BEGIN Data shown

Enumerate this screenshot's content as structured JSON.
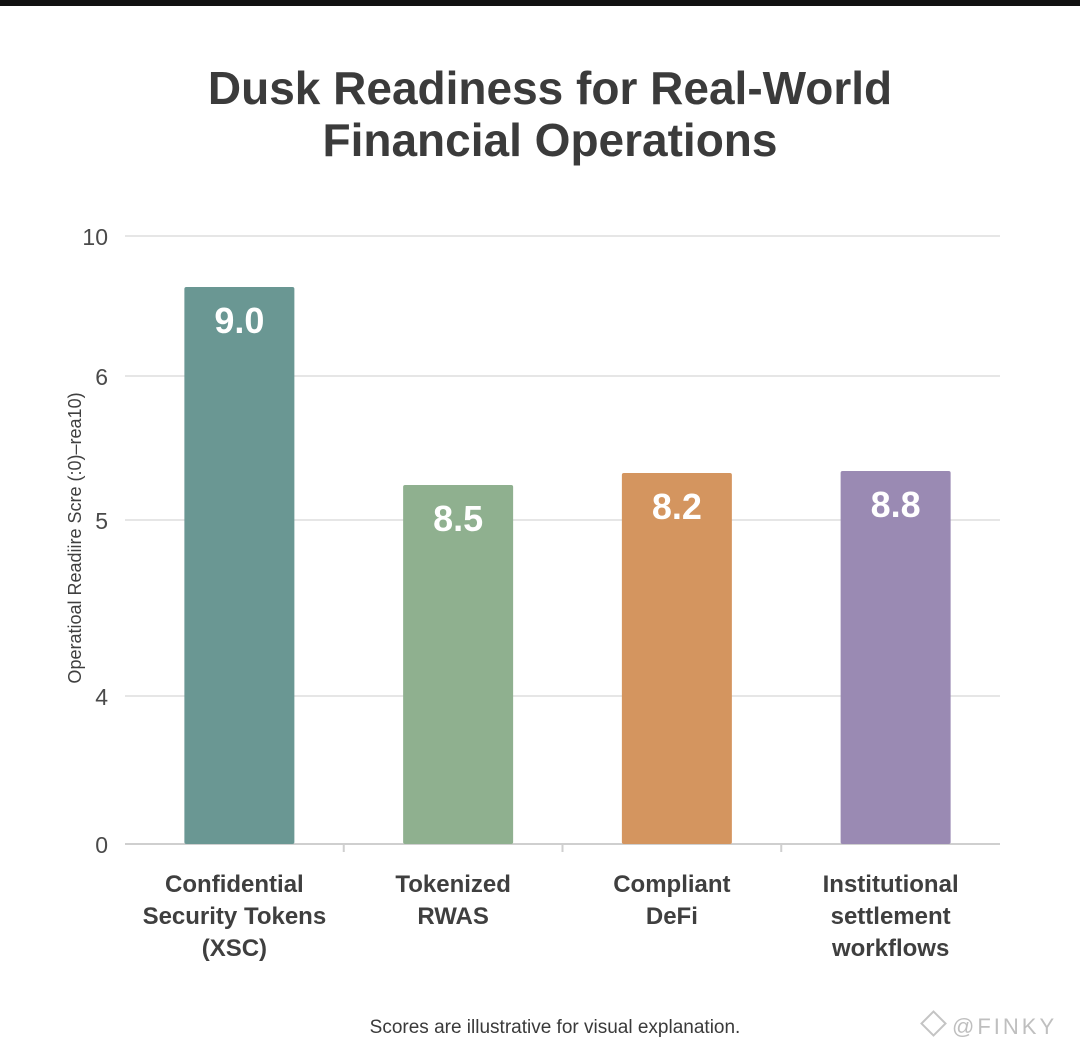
{
  "chart_data": {
    "type": "bar",
    "title": [
      "Dusk Readiness for Real-World",
      "Financial Operations"
    ],
    "ylabel": "Operatioal Readiire Scre (:0)–rea10)",
    "xlabel": "",
    "y_ticks": [
      {
        "label": "10",
        "value": 10
      },
      {
        "label": "6",
        "value": 6
      },
      {
        "label": "5",
        "value": 5
      },
      {
        "label": "4",
        "value": 4
      },
      {
        "label": "0",
        "value": 0
      }
    ],
    "ylim": [
      0,
      10
    ],
    "grid": true,
    "categories": [
      [
        "Confidential",
        "Security Tokens",
        "(XSC)"
      ],
      [
        "Tokenized",
        "RWAS"
      ],
      [
        "Compliant",
        "DeFi"
      ],
      [
        "Institutional",
        "settlement",
        "workflows"
      ]
    ],
    "values": [
      9.0,
      8.5,
      8.2,
      8.8
    ],
    "value_labels": [
      "9.0",
      "8.5",
      "8.2",
      "8.8"
    ],
    "bar_colors": [
      "#6a9793",
      "#8fb08f",
      "#d4955f",
      "#9a8ab3"
    ]
  },
  "footnote": "Scores are illustrative for visual explanation.",
  "watermark": {
    "text": "@FINKY",
    "icon": "binance-diamond-icon"
  },
  "colors": {
    "title": "#3b3b3b",
    "axis_text": "#4a4a4a",
    "grid": "#dedede"
  }
}
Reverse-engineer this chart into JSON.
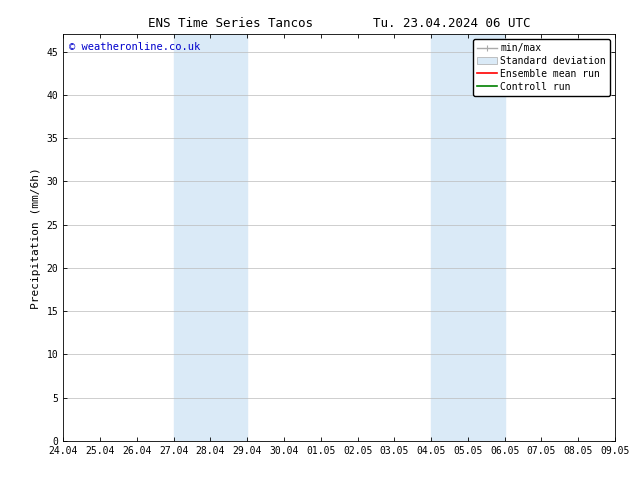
{
  "title_left": "ENS Time Series Tancos",
  "title_right": "Tu. 23.04.2024 06 UTC",
  "ylabel": "Precipitation (mm/6h)",
  "xlabel": "",
  "ylim": [
    0,
    47
  ],
  "yticks": [
    0,
    5,
    10,
    15,
    20,
    25,
    30,
    35,
    40,
    45
  ],
  "xtick_labels": [
    "24.04",
    "25.04",
    "26.04",
    "27.04",
    "28.04",
    "29.04",
    "30.04",
    "01.05",
    "02.05",
    "03.05",
    "04.05",
    "05.05",
    "06.05",
    "07.05",
    "08.05",
    "09.05"
  ],
  "x_positions": [
    0,
    1,
    2,
    3,
    4,
    5,
    6,
    7,
    8,
    9,
    10,
    11,
    12,
    13,
    14,
    15
  ],
  "shaded_bands": [
    {
      "xmin": 3,
      "xmax": 5,
      "color": "#daeaf7"
    },
    {
      "xmin": 10,
      "xmax": 12,
      "color": "#daeaf7"
    }
  ],
  "copyright_text": "© weatheronline.co.uk",
  "copyright_color": "#0000cc",
  "copyright_fontsize": 7.5,
  "legend_items": [
    {
      "label": "min/max",
      "type": "minmax",
      "color": "#aaaaaa"
    },
    {
      "label": "Standard deviation",
      "type": "patch",
      "facecolor": "#daeaf7",
      "edgecolor": "#aaaaaa"
    },
    {
      "label": "Ensemble mean run",
      "type": "line",
      "color": "#ff0000"
    },
    {
      "label": "Controll run",
      "type": "line",
      "color": "#008000"
    }
  ],
  "bg_color": "#ffffff",
  "plot_bg_color": "#ffffff",
  "tick_label_fontsize": 7,
  "axis_label_fontsize": 8,
  "title_fontsize": 9,
  "legend_fontsize": 7,
  "grid_color": "#bbbbbb",
  "grid_linewidth": 0.5
}
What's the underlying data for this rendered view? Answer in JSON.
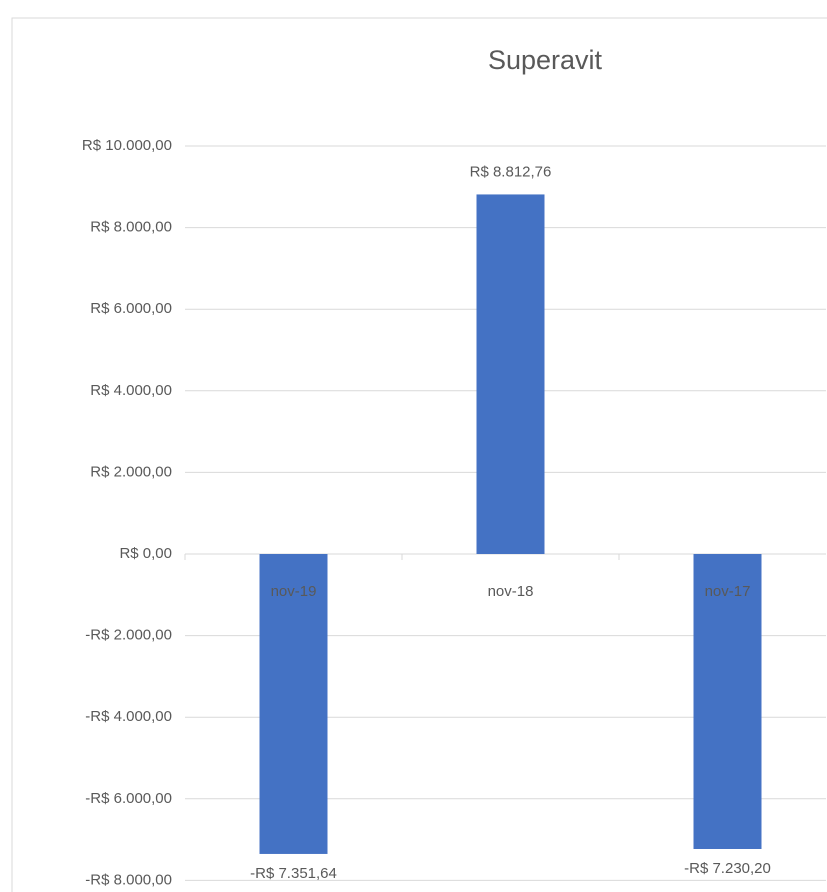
{
  "chart_data": {
    "type": "bar",
    "title": "Superavit",
    "categories": [
      "nov-19",
      "nov-18",
      "nov-17"
    ],
    "values": [
      -7351.64,
      8812.76,
      -7230.2
    ],
    "value_labels": [
      "-R$ 7.351,64",
      "R$ 8.812,76",
      "-R$ 7.230,20"
    ],
    "color": "#4472c4",
    "ylim": [
      -8000,
      10000
    ],
    "yticks": [
      {
        "value": 10000,
        "label": "R$ 10.000,00"
      },
      {
        "value": 8000,
        "label": "R$ 8.000,00"
      },
      {
        "value": 6000,
        "label": "R$ 6.000,00"
      },
      {
        "value": 4000,
        "label": "R$ 4.000,00"
      },
      {
        "value": 2000,
        "label": "R$ 2.000,00"
      },
      {
        "value": 0,
        "label": "R$ 0,00"
      },
      {
        "value": -2000,
        "label": "-R$ 2.000,00"
      },
      {
        "value": -4000,
        "label": "-R$ 4.000,00"
      },
      {
        "value": -6000,
        "label": "-R$ 6.000,00"
      },
      {
        "value": -8000,
        "label": "-R$ 8.000,00"
      }
    ],
    "grid": true
  }
}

END Data shown

What you need to do: Copy out each line exactly, without the pictures.

Correct result:
Enumerate this screenshot's content as structured JSON.
{
  "chart_data": {
    "type": "bar",
    "title": [
      "Dusk Readiness for Real-World",
      "Financial Operations"
    ],
    "ylabel": "Operatioal Readiire Scre (:0)–rea10)",
    "xlabel": "",
    "y_ticks": [
      {
        "label": "10",
        "value": 10
      },
      {
        "label": "6",
        "value": 6
      },
      {
        "label": "5",
        "value": 5
      },
      {
        "label": "4",
        "value": 4
      },
      {
        "label": "0",
        "value": 0
      }
    ],
    "ylim": [
      0,
      10
    ],
    "grid": true,
    "categories": [
      [
        "Confidential",
        "Security Tokens",
        "(XSC)"
      ],
      [
        "Tokenized",
        "RWAS"
      ],
      [
        "Compliant",
        "DeFi"
      ],
      [
        "Institutional",
        "settlement",
        "workflows"
      ]
    ],
    "values": [
      9.0,
      8.5,
      8.2,
      8.8
    ],
    "value_labels": [
      "9.0",
      "8.5",
      "8.2",
      "8.8"
    ],
    "bar_colors": [
      "#6a9793",
      "#8fb08f",
      "#d4955f",
      "#9a8ab3"
    ]
  },
  "footnote": "Scores are illustrative for visual explanation.",
  "watermark": {
    "text": "@FINKY",
    "icon": "binance-diamond-icon"
  },
  "colors": {
    "title": "#3b3b3b",
    "axis_text": "#4a4a4a",
    "grid": "#dedede"
  }
}
Reverse-engineer this chart into JSON.
{
  "title_left": "ENS Time Series Tancos",
  "title_right": "Tu. 23.04.2024 06 UTC",
  "ylabel": "Precipitation (mm/6h)",
  "xlabel": "",
  "ylim": [
    0,
    47
  ],
  "yticks": [
    0,
    5,
    10,
    15,
    20,
    25,
    30,
    35,
    40,
    45
  ],
  "xtick_labels": [
    "24.04",
    "25.04",
    "26.04",
    "27.04",
    "28.04",
    "29.04",
    "30.04",
    "01.05",
    "02.05",
    "03.05",
    "04.05",
    "05.05",
    "06.05",
    "07.05",
    "08.05",
    "09.05"
  ],
  "x_positions": [
    0,
    1,
    2,
    3,
    4,
    5,
    6,
    7,
    8,
    9,
    10,
    11,
    12,
    13,
    14,
    15
  ],
  "shaded_bands": [
    {
      "xmin": 3,
      "xmax": 5,
      "color": "#daeaf7"
    },
    {
      "xmin": 10,
      "xmax": 12,
      "color": "#daeaf7"
    }
  ],
  "copyright_text": "© weatheronline.co.uk",
  "copyright_color": "#0000cc",
  "copyright_fontsize": 7.5,
  "legend_items": [
    {
      "label": "min/max",
      "type": "minmax",
      "color": "#aaaaaa"
    },
    {
      "label": "Standard deviation",
      "type": "patch",
      "facecolor": "#daeaf7",
      "edgecolor": "#aaaaaa"
    },
    {
      "label": "Ensemble mean run",
      "type": "line",
      "color": "#ff0000"
    },
    {
      "label": "Controll run",
      "type": "line",
      "color": "#008000"
    }
  ],
  "bg_color": "#ffffff",
  "plot_bg_color": "#ffffff",
  "tick_label_fontsize": 7,
  "axis_label_fontsize": 8,
  "title_fontsize": 9,
  "legend_fontsize": 7,
  "grid_color": "#bbbbbb",
  "grid_linewidth": 0.5
}
What's the underlying data for this rendered view? Answer in JSON.
{
  "chart_data": {
    "type": "bar",
    "title": "Superavit",
    "categories": [
      "nov-19",
      "nov-18",
      "nov-17"
    ],
    "values": [
      -7351.64,
      8812.76,
      -7230.2
    ],
    "value_labels": [
      "-R$ 7.351,64",
      "R$ 8.812,76",
      "-R$ 7.230,20"
    ],
    "color": "#4472c4",
    "ylim": [
      -8000,
      10000
    ],
    "yticks": [
      {
        "value": 10000,
        "label": "R$ 10.000,00"
      },
      {
        "value": 8000,
        "label": "R$ 8.000,00"
      },
      {
        "value": 6000,
        "label": "R$ 6.000,00"
      },
      {
        "value": 4000,
        "label": "R$ 4.000,00"
      },
      {
        "value": 2000,
        "label": "R$ 2.000,00"
      },
      {
        "value": 0,
        "label": "R$ 0,00"
      },
      {
        "value": -2000,
        "label": "-R$ 2.000,00"
      },
      {
        "value": -4000,
        "label": "-R$ 4.000,00"
      },
      {
        "value": -6000,
        "label": "-R$ 6.000,00"
      },
      {
        "value": -8000,
        "label": "-R$ 8.000,00"
      }
    ],
    "grid": true
  }
}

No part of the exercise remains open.